Reproduce all entries verbatim, with nothing added or dropped.

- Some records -
>> START

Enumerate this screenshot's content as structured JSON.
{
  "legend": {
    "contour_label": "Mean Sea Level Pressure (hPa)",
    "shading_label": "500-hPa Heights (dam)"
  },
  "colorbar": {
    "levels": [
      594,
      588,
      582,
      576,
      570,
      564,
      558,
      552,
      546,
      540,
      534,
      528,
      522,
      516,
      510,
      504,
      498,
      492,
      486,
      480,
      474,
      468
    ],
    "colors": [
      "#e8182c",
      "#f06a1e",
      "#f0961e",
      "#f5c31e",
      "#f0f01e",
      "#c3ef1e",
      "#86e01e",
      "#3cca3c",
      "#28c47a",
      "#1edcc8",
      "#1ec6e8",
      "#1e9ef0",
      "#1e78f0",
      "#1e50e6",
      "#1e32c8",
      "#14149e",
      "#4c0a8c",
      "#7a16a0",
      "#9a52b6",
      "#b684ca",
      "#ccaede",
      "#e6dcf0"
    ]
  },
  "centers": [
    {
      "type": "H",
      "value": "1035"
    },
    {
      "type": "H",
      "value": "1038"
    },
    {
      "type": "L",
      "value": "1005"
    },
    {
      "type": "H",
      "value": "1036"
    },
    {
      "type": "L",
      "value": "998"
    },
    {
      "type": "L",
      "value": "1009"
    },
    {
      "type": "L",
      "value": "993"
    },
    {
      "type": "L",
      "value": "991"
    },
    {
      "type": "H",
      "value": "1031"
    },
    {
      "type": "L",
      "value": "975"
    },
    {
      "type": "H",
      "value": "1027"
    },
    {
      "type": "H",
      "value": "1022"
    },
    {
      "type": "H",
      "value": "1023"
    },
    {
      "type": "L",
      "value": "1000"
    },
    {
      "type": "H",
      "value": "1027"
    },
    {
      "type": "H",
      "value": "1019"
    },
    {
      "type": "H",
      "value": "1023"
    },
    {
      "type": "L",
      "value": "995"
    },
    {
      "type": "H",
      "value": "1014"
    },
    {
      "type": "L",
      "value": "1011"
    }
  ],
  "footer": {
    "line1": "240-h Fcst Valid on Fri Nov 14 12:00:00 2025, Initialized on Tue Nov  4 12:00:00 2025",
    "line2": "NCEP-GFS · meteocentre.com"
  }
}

>> END

- WORKED SOLUTION -
Enumerate this screenshot's content as structured JSON.
{
  "legend": {
    "contour_label": "Mean Sea Level Pressure (hPa)",
    "shading_label": "500-hPa Heights (dam)"
  },
  "colorbar": {
    "levels": [
      594,
      588,
      582,
      576,
      570,
      564,
      558,
      552,
      546,
      540,
      534,
      528,
      522,
      516,
      510,
      504,
      498,
      492,
      486,
      480,
      474,
      468
    ],
    "colors": [
      "#e8182c",
      "#f06a1e",
      "#f0961e",
      "#f5c31e",
      "#f0f01e",
      "#c3ef1e",
      "#86e01e",
      "#3cca3c",
      "#28c47a",
      "#1edcc8",
      "#1ec6e8",
      "#1e9ef0",
      "#1e78f0",
      "#1e50e6",
      "#1e32c8",
      "#14149e",
      "#4c0a8c",
      "#7a16a0",
      "#9a52b6",
      "#b684ca",
      "#ccaede",
      "#e6dcf0"
    ]
  },
  "centers": [
    {
      "type": "H",
      "value": "1035"
    },
    {
      "type": "H",
      "value": "1038"
    },
    {
      "type": "L",
      "value": "1005"
    },
    {
      "type": "H",
      "value": "1036"
    },
    {
      "type": "L",
      "value": "998"
    },
    {
      "type": "L",
      "value": "1009"
    },
    {
      "type": "L",
      "value": "993"
    },
    {
      "type": "L",
      "value": "991"
    },
    {
      "type": "H",
      "value": "1031"
    },
    {
      "type": "L",
      "value": "975"
    },
    {
      "type": "H",
      "value": "1027"
    },
    {
      "type": "H",
      "value": "1022"
    },
    {
      "type": "H",
      "value": "1023"
    },
    {
      "type": "L",
      "value": "1000"
    },
    {
      "type": "H",
      "value": "1027"
    },
    {
      "type": "H",
      "value": "1019"
    },
    {
      "type": "H",
      "value": "1023"
    },
    {
      "type": "L",
      "value": "995"
    },
    {
      "type": "H",
      "value": "1014"
    },
    {
      "type": "L",
      "value": "1011"
    }
  ],
  "footer": {
    "line1": "240-h Fcst Valid on Fri Nov 14 12:00:00 2025, Initialized on Tue Nov  4 12:00:00 2025",
    "line2": "NCEP-GFS · meteocentre.com"
  }
}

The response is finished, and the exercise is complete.